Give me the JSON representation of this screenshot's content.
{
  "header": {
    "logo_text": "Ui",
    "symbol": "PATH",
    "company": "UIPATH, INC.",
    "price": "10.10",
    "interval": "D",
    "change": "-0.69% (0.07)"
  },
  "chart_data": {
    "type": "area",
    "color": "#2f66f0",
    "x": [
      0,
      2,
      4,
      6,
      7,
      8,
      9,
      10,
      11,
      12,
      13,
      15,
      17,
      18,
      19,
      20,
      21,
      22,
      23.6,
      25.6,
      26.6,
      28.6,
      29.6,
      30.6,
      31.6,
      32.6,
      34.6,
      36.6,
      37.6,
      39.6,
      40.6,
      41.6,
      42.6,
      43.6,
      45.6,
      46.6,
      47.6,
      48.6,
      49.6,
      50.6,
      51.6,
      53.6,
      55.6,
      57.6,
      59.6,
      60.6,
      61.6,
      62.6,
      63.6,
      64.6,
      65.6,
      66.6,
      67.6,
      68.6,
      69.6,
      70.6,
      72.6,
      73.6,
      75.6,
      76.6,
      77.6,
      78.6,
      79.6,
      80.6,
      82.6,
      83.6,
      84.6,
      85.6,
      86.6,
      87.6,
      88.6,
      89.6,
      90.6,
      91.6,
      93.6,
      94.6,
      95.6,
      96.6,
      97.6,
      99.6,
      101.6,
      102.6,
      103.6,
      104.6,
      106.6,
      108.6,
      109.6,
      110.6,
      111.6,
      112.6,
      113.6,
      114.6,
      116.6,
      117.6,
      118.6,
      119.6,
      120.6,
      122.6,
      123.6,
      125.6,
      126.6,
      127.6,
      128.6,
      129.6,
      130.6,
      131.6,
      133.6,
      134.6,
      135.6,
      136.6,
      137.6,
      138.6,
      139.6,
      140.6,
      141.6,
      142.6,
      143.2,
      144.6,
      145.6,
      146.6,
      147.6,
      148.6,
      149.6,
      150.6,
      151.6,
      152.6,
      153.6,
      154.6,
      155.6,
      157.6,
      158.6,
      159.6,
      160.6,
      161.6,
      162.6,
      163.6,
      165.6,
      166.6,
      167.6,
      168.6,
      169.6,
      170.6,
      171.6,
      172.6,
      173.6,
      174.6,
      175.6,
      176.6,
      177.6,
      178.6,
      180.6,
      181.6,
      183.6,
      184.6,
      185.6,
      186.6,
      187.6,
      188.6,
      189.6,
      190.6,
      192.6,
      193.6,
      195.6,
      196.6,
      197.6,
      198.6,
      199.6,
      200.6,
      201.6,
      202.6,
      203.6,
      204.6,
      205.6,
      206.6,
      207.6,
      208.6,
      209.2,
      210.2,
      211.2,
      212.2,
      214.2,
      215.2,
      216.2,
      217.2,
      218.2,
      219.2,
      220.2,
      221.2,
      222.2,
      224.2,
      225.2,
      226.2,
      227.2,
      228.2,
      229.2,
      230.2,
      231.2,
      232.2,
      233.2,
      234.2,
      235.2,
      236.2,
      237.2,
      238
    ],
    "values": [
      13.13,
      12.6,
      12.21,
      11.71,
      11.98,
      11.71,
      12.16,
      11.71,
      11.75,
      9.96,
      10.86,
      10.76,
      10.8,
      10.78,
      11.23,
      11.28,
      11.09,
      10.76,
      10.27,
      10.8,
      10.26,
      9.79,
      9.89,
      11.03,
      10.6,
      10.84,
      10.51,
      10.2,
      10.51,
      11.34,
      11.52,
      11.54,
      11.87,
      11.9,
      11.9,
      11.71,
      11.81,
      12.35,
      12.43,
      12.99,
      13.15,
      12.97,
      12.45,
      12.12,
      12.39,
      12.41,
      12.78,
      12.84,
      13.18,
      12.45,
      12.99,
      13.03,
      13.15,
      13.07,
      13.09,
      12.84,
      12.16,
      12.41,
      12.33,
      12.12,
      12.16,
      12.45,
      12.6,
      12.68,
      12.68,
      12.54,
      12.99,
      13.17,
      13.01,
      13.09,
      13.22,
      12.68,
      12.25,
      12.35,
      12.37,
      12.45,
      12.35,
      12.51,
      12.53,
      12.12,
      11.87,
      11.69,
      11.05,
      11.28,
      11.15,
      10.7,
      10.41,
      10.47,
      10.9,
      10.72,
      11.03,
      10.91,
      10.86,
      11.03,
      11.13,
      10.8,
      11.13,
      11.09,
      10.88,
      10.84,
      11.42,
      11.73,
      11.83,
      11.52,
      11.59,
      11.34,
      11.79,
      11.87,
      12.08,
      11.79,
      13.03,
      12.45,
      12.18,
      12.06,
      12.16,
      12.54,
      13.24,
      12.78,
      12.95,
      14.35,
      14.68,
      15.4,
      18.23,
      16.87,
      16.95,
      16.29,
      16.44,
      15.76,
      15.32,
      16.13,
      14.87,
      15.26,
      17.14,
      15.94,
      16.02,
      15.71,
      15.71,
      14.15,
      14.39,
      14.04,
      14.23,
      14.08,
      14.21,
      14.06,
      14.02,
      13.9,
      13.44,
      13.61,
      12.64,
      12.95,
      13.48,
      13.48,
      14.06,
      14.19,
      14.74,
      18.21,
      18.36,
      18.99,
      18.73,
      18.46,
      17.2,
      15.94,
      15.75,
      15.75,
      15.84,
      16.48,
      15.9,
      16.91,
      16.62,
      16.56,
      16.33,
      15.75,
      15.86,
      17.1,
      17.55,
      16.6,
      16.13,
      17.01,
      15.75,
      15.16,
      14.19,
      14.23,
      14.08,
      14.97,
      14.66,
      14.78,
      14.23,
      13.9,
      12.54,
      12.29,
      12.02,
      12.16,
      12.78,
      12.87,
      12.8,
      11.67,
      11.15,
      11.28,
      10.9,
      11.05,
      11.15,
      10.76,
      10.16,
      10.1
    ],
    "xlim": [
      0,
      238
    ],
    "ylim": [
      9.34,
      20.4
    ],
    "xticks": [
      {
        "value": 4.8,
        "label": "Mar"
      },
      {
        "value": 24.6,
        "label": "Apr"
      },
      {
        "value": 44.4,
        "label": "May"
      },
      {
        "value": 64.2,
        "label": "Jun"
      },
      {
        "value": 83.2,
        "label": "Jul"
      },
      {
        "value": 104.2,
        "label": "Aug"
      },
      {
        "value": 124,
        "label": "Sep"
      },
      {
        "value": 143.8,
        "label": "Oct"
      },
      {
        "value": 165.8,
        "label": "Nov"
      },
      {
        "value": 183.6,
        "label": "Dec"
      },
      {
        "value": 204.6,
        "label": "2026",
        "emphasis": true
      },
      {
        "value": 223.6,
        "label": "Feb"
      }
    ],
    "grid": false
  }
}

*STATED GOAL:* Restate the whole listing exactly.

*SOLUTION:*
Give me the JSON representation of this screenshot's content.
{
  "header": {
    "logo_text": "Ui",
    "symbol": "PATH",
    "company": "UIPATH, INC.",
    "price": "10.10",
    "interval": "D",
    "change": "-0.69% (0.07)"
  },
  "chart_data": {
    "type": "area",
    "color": "#2f66f0",
    "x": [
      0,
      2,
      4,
      6,
      7,
      8,
      9,
      10,
      11,
      12,
      13,
      15,
      17,
      18,
      19,
      20,
      21,
      22,
      23.6,
      25.6,
      26.6,
      28.6,
      29.6,
      30.6,
      31.6,
      32.6,
      34.6,
      36.6,
      37.6,
      39.6,
      40.6,
      41.6,
      42.6,
      43.6,
      45.6,
      46.6,
      47.6,
      48.6,
      49.6,
      50.6,
      51.6,
      53.6,
      55.6,
      57.6,
      59.6,
      60.6,
      61.6,
      62.6,
      63.6,
      64.6,
      65.6,
      66.6,
      67.6,
      68.6,
      69.6,
      70.6,
      72.6,
      73.6,
      75.6,
      76.6,
      77.6,
      78.6,
      79.6,
      80.6,
      82.6,
      83.6,
      84.6,
      85.6,
      86.6,
      87.6,
      88.6,
      89.6,
      90.6,
      91.6,
      93.6,
      94.6,
      95.6,
      96.6,
      97.6,
      99.6,
      101.6,
      102.6,
      103.6,
      104.6,
      106.6,
      108.6,
      109.6,
      110.6,
      111.6,
      112.6,
      113.6,
      114.6,
      116.6,
      117.6,
      118.6,
      119.6,
      120.6,
      122.6,
      123.6,
      125.6,
      126.6,
      127.6,
      128.6,
      129.6,
      130.6,
      131.6,
      133.6,
      134.6,
      135.6,
      136.6,
      137.6,
      138.6,
      139.6,
      140.6,
      141.6,
      142.6,
      143.2,
      144.6,
      145.6,
      146.6,
      147.6,
      148.6,
      149.6,
      150.6,
      151.6,
      152.6,
      153.6,
      154.6,
      155.6,
      157.6,
      158.6,
      159.6,
      160.6,
      161.6,
      162.6,
      163.6,
      165.6,
      166.6,
      167.6,
      168.6,
      169.6,
      170.6,
      171.6,
      172.6,
      173.6,
      174.6,
      175.6,
      176.6,
      177.6,
      178.6,
      180.6,
      181.6,
      183.6,
      184.6,
      185.6,
      186.6,
      187.6,
      188.6,
      189.6,
      190.6,
      192.6,
      193.6,
      195.6,
      196.6,
      197.6,
      198.6,
      199.6,
      200.6,
      201.6,
      202.6,
      203.6,
      204.6,
      205.6,
      206.6,
      207.6,
      208.6,
      209.2,
      210.2,
      211.2,
      212.2,
      214.2,
      215.2,
      216.2,
      217.2,
      218.2,
      219.2,
      220.2,
      221.2,
      222.2,
      224.2,
      225.2,
      226.2,
      227.2,
      228.2,
      229.2,
      230.2,
      231.2,
      232.2,
      233.2,
      234.2,
      235.2,
      236.2,
      237.2,
      238
    ],
    "values": [
      13.13,
      12.6,
      12.21,
      11.71,
      11.98,
      11.71,
      12.16,
      11.71,
      11.75,
      9.96,
      10.86,
      10.76,
      10.8,
      10.78,
      11.23,
      11.28,
      11.09,
      10.76,
      10.27,
      10.8,
      10.26,
      9.79,
      9.89,
      11.03,
      10.6,
      10.84,
      10.51,
      10.2,
      10.51,
      11.34,
      11.52,
      11.54,
      11.87,
      11.9,
      11.9,
      11.71,
      11.81,
      12.35,
      12.43,
      12.99,
      13.15,
      12.97,
      12.45,
      12.12,
      12.39,
      12.41,
      12.78,
      12.84,
      13.18,
      12.45,
      12.99,
      13.03,
      13.15,
      13.07,
      13.09,
      12.84,
      12.16,
      12.41,
      12.33,
      12.12,
      12.16,
      12.45,
      12.6,
      12.68,
      12.68,
      12.54,
      12.99,
      13.17,
      13.01,
      13.09,
      13.22,
      12.68,
      12.25,
      12.35,
      12.37,
      12.45,
      12.35,
      12.51,
      12.53,
      12.12,
      11.87,
      11.69,
      11.05,
      11.28,
      11.15,
      10.7,
      10.41,
      10.47,
      10.9,
      10.72,
      11.03,
      10.91,
      10.86,
      11.03,
      11.13,
      10.8,
      11.13,
      11.09,
      10.88,
      10.84,
      11.42,
      11.73,
      11.83,
      11.52,
      11.59,
      11.34,
      11.79,
      11.87,
      12.08,
      11.79,
      13.03,
      12.45,
      12.18,
      12.06,
      12.16,
      12.54,
      13.24,
      12.78,
      12.95,
      14.35,
      14.68,
      15.4,
      18.23,
      16.87,
      16.95,
      16.29,
      16.44,
      15.76,
      15.32,
      16.13,
      14.87,
      15.26,
      17.14,
      15.94,
      16.02,
      15.71,
      15.71,
      14.15,
      14.39,
      14.04,
      14.23,
      14.08,
      14.21,
      14.06,
      14.02,
      13.9,
      13.44,
      13.61,
      12.64,
      12.95,
      13.48,
      13.48,
      14.06,
      14.19,
      14.74,
      18.21,
      18.36,
      18.99,
      18.73,
      18.46,
      17.2,
      15.94,
      15.75,
      15.75,
      15.84,
      16.48,
      15.9,
      16.91,
      16.62,
      16.56,
      16.33,
      15.75,
      15.86,
      17.1,
      17.55,
      16.6,
      16.13,
      17.01,
      15.75,
      15.16,
      14.19,
      14.23,
      14.08,
      14.97,
      14.66,
      14.78,
      14.23,
      13.9,
      12.54,
      12.29,
      12.02,
      12.16,
      12.78,
      12.87,
      12.8,
      11.67,
      11.15,
      11.28,
      10.9,
      11.05,
      11.15,
      10.76,
      10.16,
      10.1
    ],
    "xlim": [
      0,
      238
    ],
    "ylim": [
      9.34,
      20.4
    ],
    "xticks": [
      {
        "value": 4.8,
        "label": "Mar"
      },
      {
        "value": 24.6,
        "label": "Apr"
      },
      {
        "value": 44.4,
        "label": "May"
      },
      {
        "value": 64.2,
        "label": "Jun"
      },
      {
        "value": 83.2,
        "label": "Jul"
      },
      {
        "value": 104.2,
        "label": "Aug"
      },
      {
        "value": 124,
        "label": "Sep"
      },
      {
        "value": 143.8,
        "label": "Oct"
      },
      {
        "value": 165.8,
        "label": "Nov"
      },
      {
        "value": 183.6,
        "label": "Dec"
      },
      {
        "value": 204.6,
        "label": "2026",
        "emphasis": true
      },
      {
        "value": 223.6,
        "label": "Feb"
      }
    ],
    "grid": false
  }
}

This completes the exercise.